Rewrite the lines of the listing starting at the line that contains "heatmap-cell bbox=[308, 289, 312, 292]" and ending at the line that contains "heatmap-cell bbox=[259, 261, 263, 265]", switching "heatmap-cell" to "grid-cell" and leaving everything else as it is.

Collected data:
•••••

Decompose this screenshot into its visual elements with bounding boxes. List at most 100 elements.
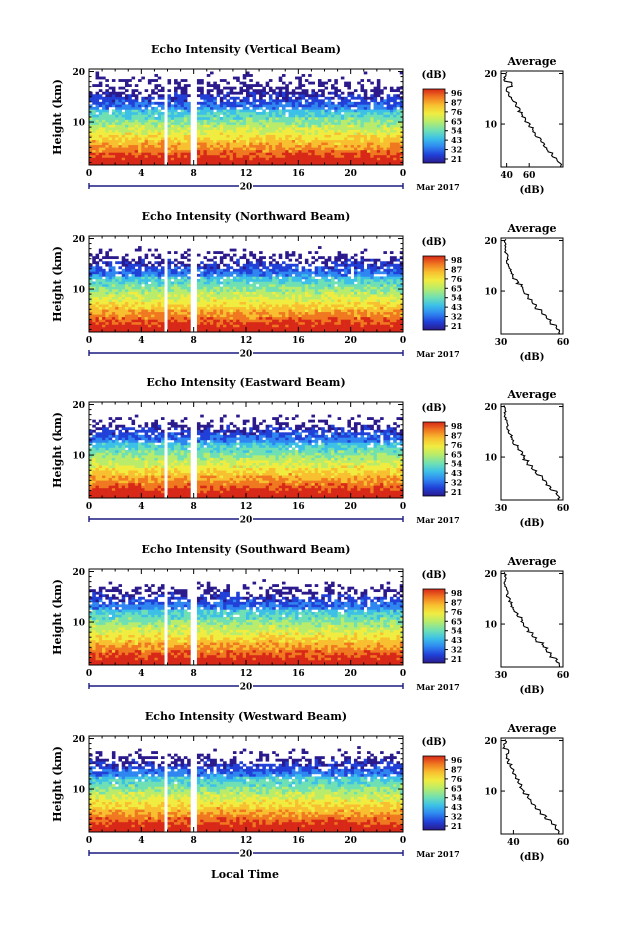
heatmap-cell bbox=[308, 289, 312, 292]
heatmap-cell bbox=[200, 89, 204, 93]
heatmap-cell bbox=[363, 71, 368, 75]
heatmap-cell bbox=[134, 162, 139, 166]
heatmap-cell bbox=[160, 314, 165, 318]
heatmap-cell bbox=[105, 304, 109, 308]
heatmap-cell bbox=[304, 99, 309, 103]
heatmap-cell bbox=[206, 137, 211, 141]
heatmap-cell bbox=[111, 109, 116, 113]
heatmap-cell bbox=[327, 111, 332, 115]
heatmap-cell bbox=[334, 91, 338, 95]
heatmap-cell bbox=[206, 132, 211, 135]
heatmap-cell bbox=[308, 309, 312, 313]
heatmap-cell bbox=[236, 263, 240, 267]
heatmap-cell bbox=[334, 311, 338, 315]
heatmap-cell bbox=[367, 142, 371, 146]
heatmap-cell bbox=[301, 137, 306, 141]
heatmap-cell bbox=[213, 281, 217, 285]
heatmap-cell bbox=[265, 114, 270, 118]
heatmap-cell bbox=[255, 276, 260, 280]
heatmap-cell bbox=[213, 261, 217, 265]
heatmap-cell bbox=[314, 299, 319, 302]
heatmap-cell bbox=[285, 132, 289, 135]
heatmap-cell bbox=[154, 271, 158, 275]
heatmap-cell bbox=[278, 304, 283, 308]
heatmap-cell bbox=[200, 142, 204, 146]
heatmap-cell bbox=[252, 281, 257, 285]
heatmap-cell bbox=[187, 142, 191, 146]
heatmap-cell bbox=[226, 81, 230, 85]
heatmap-cell bbox=[174, 96, 178, 100]
heatmap-cell bbox=[102, 319, 106, 323]
heatmap-cell bbox=[236, 321, 240, 325]
heatmap-cell bbox=[298, 289, 302, 292]
heatmap-cell bbox=[301, 144, 306, 148]
heatmap-cell bbox=[98, 147, 103, 151]
heatmap-cell bbox=[275, 122, 280, 125]
heatmap-cell bbox=[187, 139, 191, 143]
heatmap-cell bbox=[144, 314, 149, 318]
heatmap-cell bbox=[327, 294, 332, 297]
heatmap-cell bbox=[344, 157, 348, 161]
heatmap-cell bbox=[118, 321, 123, 325]
heatmap-cell bbox=[317, 117, 322, 120]
heatmap-cell bbox=[210, 134, 214, 138]
heatmap-cell bbox=[219, 99, 224, 103]
heatmap-cell bbox=[288, 253, 293, 257]
heatmap-cell bbox=[183, 101, 188, 105]
heatmap-cell bbox=[311, 144, 315, 148]
heatmap-cell bbox=[317, 304, 322, 308]
heatmap-cell bbox=[311, 309, 315, 313]
heatmap-cell bbox=[196, 142, 201, 146]
heatmap-cell bbox=[141, 301, 145, 305]
heatmap-cell bbox=[340, 137, 345, 141]
heatmap-cell bbox=[393, 152, 397, 156]
heatmap-cell bbox=[174, 304, 178, 308]
heatmap-cell bbox=[259, 261, 263, 265]
heatmap-cell bbox=[383, 132, 387, 135]
heatmap-cell bbox=[281, 147, 286, 151]
heatmap-cell bbox=[157, 276, 162, 280]
heatmap-cell bbox=[111, 127, 116, 130]
heatmap-cell bbox=[229, 129, 234, 133]
heatmap-cell bbox=[151, 142, 155, 146]
heatmap-cell bbox=[160, 162, 165, 166]
heatmap-cell bbox=[363, 132, 368, 135]
heatmap-cell bbox=[324, 278, 329, 282]
heatmap-cell bbox=[242, 284, 247, 287]
heatmap-cell bbox=[183, 84, 188, 87]
heatmap-cell bbox=[334, 111, 338, 115]
heatmap-cell bbox=[242, 276, 247, 280]
heatmap-cell bbox=[157, 284, 162, 287]
heatmap-cell bbox=[360, 114, 365, 118]
heatmap-cell bbox=[95, 129, 100, 133]
heatmap-cell bbox=[272, 144, 276, 148]
heatmap-cell bbox=[327, 329, 332, 333]
heatmap-cell bbox=[304, 296, 309, 300]
heatmap-cell bbox=[167, 263, 172, 267]
heatmap-cell bbox=[337, 296, 342, 300]
heatmap-cell bbox=[327, 124, 332, 128]
heatmap-cell bbox=[376, 142, 381, 146]
heatmap-cell bbox=[223, 157, 227, 161]
heatmap-cell bbox=[262, 162, 266, 166]
heatmap-cell bbox=[105, 289, 109, 292]
heatmap-cell bbox=[170, 147, 175, 151]
heatmap-cell bbox=[337, 96, 342, 100]
heatmap-cell bbox=[210, 117, 214, 120]
heatmap-cell bbox=[144, 127, 149, 130]
heatmap-cell bbox=[95, 91, 100, 95]
heatmap-cell bbox=[147, 271, 152, 275]
heatmap-cell bbox=[255, 142, 260, 146]
heatmap-cell bbox=[216, 289, 221, 292]
heatmap-cell bbox=[285, 311, 289, 315]
heatmap-cell bbox=[357, 127, 361, 130]
heatmap-cell bbox=[340, 296, 345, 300]
heatmap-cell bbox=[89, 144, 93, 148]
heatmap-cell bbox=[252, 316, 257, 320]
heatmap-cell bbox=[108, 278, 113, 282]
heatmap-cell bbox=[334, 149, 338, 153]
heatmap-cell bbox=[196, 162, 201, 166]
heatmap-cell bbox=[98, 142, 103, 146]
heatmap-cell bbox=[232, 248, 237, 252]
heatmap-cell bbox=[183, 99, 188, 103]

•••••

_RESULT FOR THIS EXERCISE_:
grid-cell bbox=[308, 289, 312, 292]
grid-cell bbox=[200, 89, 204, 93]
grid-cell bbox=[363, 71, 368, 75]
grid-cell bbox=[134, 162, 139, 166]
grid-cell bbox=[160, 314, 165, 318]
grid-cell bbox=[105, 304, 109, 308]
grid-cell bbox=[304, 99, 309, 103]
grid-cell bbox=[206, 137, 211, 141]
grid-cell bbox=[111, 109, 116, 113]
grid-cell bbox=[327, 111, 332, 115]
grid-cell bbox=[334, 91, 338, 95]
grid-cell bbox=[206, 132, 211, 135]
grid-cell bbox=[308, 309, 312, 313]
grid-cell bbox=[236, 263, 240, 267]
grid-cell bbox=[334, 311, 338, 315]
grid-cell bbox=[367, 142, 371, 146]
grid-cell bbox=[301, 137, 306, 141]
grid-cell bbox=[213, 281, 217, 285]
grid-cell bbox=[265, 114, 270, 118]
grid-cell bbox=[255, 276, 260, 280]
grid-cell bbox=[213, 261, 217, 265]
grid-cell bbox=[314, 299, 319, 302]
grid-cell bbox=[285, 132, 289, 135]
grid-cell bbox=[154, 271, 158, 275]
grid-cell bbox=[278, 304, 283, 308]
grid-cell bbox=[200, 142, 204, 146]
grid-cell bbox=[252, 281, 257, 285]
grid-cell bbox=[187, 142, 191, 146]
grid-cell bbox=[226, 81, 230, 85]
grid-cell bbox=[174, 96, 178, 100]
grid-cell bbox=[102, 319, 106, 323]
grid-cell bbox=[236, 321, 240, 325]
grid-cell bbox=[298, 289, 302, 292]
grid-cell bbox=[301, 144, 306, 148]
grid-cell bbox=[98, 147, 103, 151]
grid-cell bbox=[275, 122, 280, 125]
grid-cell bbox=[187, 139, 191, 143]
grid-cell bbox=[144, 314, 149, 318]
grid-cell bbox=[327, 294, 332, 297]
grid-cell bbox=[344, 157, 348, 161]
grid-cell bbox=[118, 321, 123, 325]
grid-cell bbox=[317, 117, 322, 120]
grid-cell bbox=[210, 134, 214, 138]
grid-cell bbox=[219, 99, 224, 103]
grid-cell bbox=[288, 253, 293, 257]
grid-cell bbox=[183, 101, 188, 105]
grid-cell bbox=[311, 144, 315, 148]
grid-cell bbox=[317, 304, 322, 308]
grid-cell bbox=[311, 309, 315, 313]
grid-cell bbox=[196, 142, 201, 146]
grid-cell bbox=[141, 301, 145, 305]
grid-cell bbox=[340, 137, 345, 141]
grid-cell bbox=[393, 152, 397, 156]
grid-cell bbox=[174, 304, 178, 308]
grid-cell bbox=[259, 261, 263, 265]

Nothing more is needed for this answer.